INSTRUCTION: Write out the entries below once more, exactly.

THE DATA:
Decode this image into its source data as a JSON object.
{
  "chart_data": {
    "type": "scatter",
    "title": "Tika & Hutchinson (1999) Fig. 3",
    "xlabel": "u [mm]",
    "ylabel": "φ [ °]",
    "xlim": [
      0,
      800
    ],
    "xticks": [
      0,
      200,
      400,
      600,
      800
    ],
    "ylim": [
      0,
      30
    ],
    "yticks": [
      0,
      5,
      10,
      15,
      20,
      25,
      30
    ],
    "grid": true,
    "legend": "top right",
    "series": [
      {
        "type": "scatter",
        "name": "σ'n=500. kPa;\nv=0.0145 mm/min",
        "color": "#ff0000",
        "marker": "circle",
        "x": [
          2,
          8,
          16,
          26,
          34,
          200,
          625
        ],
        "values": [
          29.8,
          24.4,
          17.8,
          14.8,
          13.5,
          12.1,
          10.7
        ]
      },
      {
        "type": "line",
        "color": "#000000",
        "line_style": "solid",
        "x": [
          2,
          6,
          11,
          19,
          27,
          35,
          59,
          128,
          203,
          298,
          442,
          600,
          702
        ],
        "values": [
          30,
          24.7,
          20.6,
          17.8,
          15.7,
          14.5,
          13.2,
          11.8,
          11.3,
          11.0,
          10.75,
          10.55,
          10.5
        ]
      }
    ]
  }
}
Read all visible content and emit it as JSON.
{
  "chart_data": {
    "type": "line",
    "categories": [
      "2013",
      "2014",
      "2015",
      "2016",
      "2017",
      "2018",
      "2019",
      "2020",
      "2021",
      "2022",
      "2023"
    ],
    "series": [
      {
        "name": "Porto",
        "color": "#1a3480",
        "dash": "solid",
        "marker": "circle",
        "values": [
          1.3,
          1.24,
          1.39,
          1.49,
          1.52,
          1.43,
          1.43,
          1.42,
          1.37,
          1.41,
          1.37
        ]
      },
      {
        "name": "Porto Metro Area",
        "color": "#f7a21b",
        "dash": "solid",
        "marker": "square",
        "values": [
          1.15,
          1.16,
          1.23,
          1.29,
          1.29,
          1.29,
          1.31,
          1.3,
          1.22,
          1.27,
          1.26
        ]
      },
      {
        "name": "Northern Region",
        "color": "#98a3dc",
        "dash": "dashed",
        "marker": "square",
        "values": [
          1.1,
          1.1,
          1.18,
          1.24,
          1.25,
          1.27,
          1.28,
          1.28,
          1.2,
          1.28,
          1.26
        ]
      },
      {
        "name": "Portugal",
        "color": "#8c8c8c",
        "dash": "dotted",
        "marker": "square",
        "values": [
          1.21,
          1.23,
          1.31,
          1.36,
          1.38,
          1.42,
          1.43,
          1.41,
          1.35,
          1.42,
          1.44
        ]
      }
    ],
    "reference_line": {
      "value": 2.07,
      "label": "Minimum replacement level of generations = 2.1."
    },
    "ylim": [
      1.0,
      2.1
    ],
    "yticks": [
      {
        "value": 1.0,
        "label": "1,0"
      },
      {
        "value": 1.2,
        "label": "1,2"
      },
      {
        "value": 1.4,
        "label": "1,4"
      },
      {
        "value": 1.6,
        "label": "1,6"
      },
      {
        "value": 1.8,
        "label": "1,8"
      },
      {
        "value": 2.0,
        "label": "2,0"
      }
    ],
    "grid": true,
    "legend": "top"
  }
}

WORKED ANSWER:
Decode this image into its source data as a JSON object.
{
  "chart_data": {
    "type": "scatter",
    "title": "Tika & Hutchinson (1999) Fig. 3",
    "xlabel": "u [mm]",
    "ylabel": "φ [ °]",
    "xlim": [
      0,
      800
    ],
    "xticks": [
      0,
      200,
      400,
      600,
      800
    ],
    "ylim": [
      0,
      30
    ],
    "yticks": [
      0,
      5,
      10,
      15,
      20,
      25,
      30
    ],
    "grid": true,
    "legend": "top right",
    "series": [
      {
        "type": "scatter",
        "name": "σ'n=500. kPa;\nv=0.0145 mm/min",
        "color": "#ff0000",
        "marker": "circle",
        "x": [
          2,
          8,
          16,
          26,
          34,
          200,
          625
        ],
        "values": [
          29.8,
          24.4,
          17.8,
          14.8,
          13.5,
          12.1,
          10.7
        ]
      },
      {
        "type": "line",
        "color": "#000000",
        "line_style": "solid",
        "x": [
          2,
          6,
          11,
          19,
          27,
          35,
          59,
          128,
          203,
          298,
          442,
          600,
          702
        ],
        "values": [
          30,
          24.7,
          20.6,
          17.8,
          15.7,
          14.5,
          13.2,
          11.8,
          11.3,
          11.0,
          10.75,
          10.55,
          10.5
        ]
      }
    ]
  }
}
Read all visible content and emit it as JSON.
{
  "chart_data": {
    "type": "line",
    "categories": [
      "2013",
      "2014",
      "2015",
      "2016",
      "2017",
      "2018",
      "2019",
      "2020",
      "2021",
      "2022",
      "2023"
    ],
    "series": [
      {
        "name": "Porto",
        "color": "#1a3480",
        "dash": "solid",
        "marker": "circle",
        "values": [
          1.3,
          1.24,
          1.39,
          1.49,
          1.52,
          1.43,
          1.43,
          1.42,
          1.37,
          1.41,
          1.37
        ]
      },
      {
        "name": "Porto Metro Area",
        "color": "#f7a21b",
        "dash": "solid",
        "marker": "square",
        "values": [
          1.15,
          1.16,
          1.23,
          1.29,
          1.29,
          1.29,
          1.31,
          1.3,
          1.22,
          1.27,
          1.26
        ]
      },
      {
        "name": "Northern Region",
        "color": "#98a3dc",
        "dash": "dashed",
        "marker": "square",
        "values": [
          1.1,
          1.1,
          1.18,
          1.24,
          1.25,
          1.27,
          1.28,
          1.28,
          1.2,
          1.28,
          1.26
        ]
      },
      {
        "name": "Portugal",
        "color": "#8c8c8c",
        "dash": "dotted",
        "marker": "square",
        "values": [
          1.21,
          1.23,
          1.31,
          1.36,
          1.38,
          1.42,
          1.43,
          1.41,
          1.35,
          1.42,
          1.44
        ]
      }
    ],
    "reference_line": {
      "value": 2.07,
      "label": "Minimum replacement level of generations = 2.1."
    },
    "ylim": [
      1.0,
      2.1
    ],
    "yticks": [
      {
        "value": 1.0,
        "label": "1,0"
      },
      {
        "value": 1.2,
        "label": "1,2"
      },
      {
        "value": 1.4,
        "label": "1,4"
      },
      {
        "value": 1.6,
        "label": "1,6"
      },
      {
        "value": 1.8,
        "label": "1,8"
      },
      {
        "value": 2.0,
        "label": "2,0"
      }
    ],
    "grid": true,
    "legend": "top"
  }
}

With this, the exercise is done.